Lines of data:

* * * * *

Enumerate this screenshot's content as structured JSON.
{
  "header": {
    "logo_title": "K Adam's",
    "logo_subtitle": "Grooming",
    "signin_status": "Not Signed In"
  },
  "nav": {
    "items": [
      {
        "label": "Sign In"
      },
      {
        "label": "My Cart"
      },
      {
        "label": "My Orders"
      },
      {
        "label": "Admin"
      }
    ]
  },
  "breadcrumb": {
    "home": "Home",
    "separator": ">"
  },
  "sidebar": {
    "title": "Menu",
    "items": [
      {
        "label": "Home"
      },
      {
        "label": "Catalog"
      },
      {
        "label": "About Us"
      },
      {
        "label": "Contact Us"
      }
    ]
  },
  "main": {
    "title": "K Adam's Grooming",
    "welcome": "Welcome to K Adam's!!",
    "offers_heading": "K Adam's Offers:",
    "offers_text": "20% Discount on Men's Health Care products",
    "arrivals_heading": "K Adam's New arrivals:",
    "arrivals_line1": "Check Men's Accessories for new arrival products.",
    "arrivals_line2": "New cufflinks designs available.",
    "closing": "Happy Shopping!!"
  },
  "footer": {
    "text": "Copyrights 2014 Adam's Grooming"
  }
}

* * * * *

What needs to be done:
Show the lines where the word "products" appears in the entries.

Problem solution:
    "offers_text": "20% Discount on Men's Health Care products",
    "arrivals_line1": "Check Men's Accessories for new arrival products.",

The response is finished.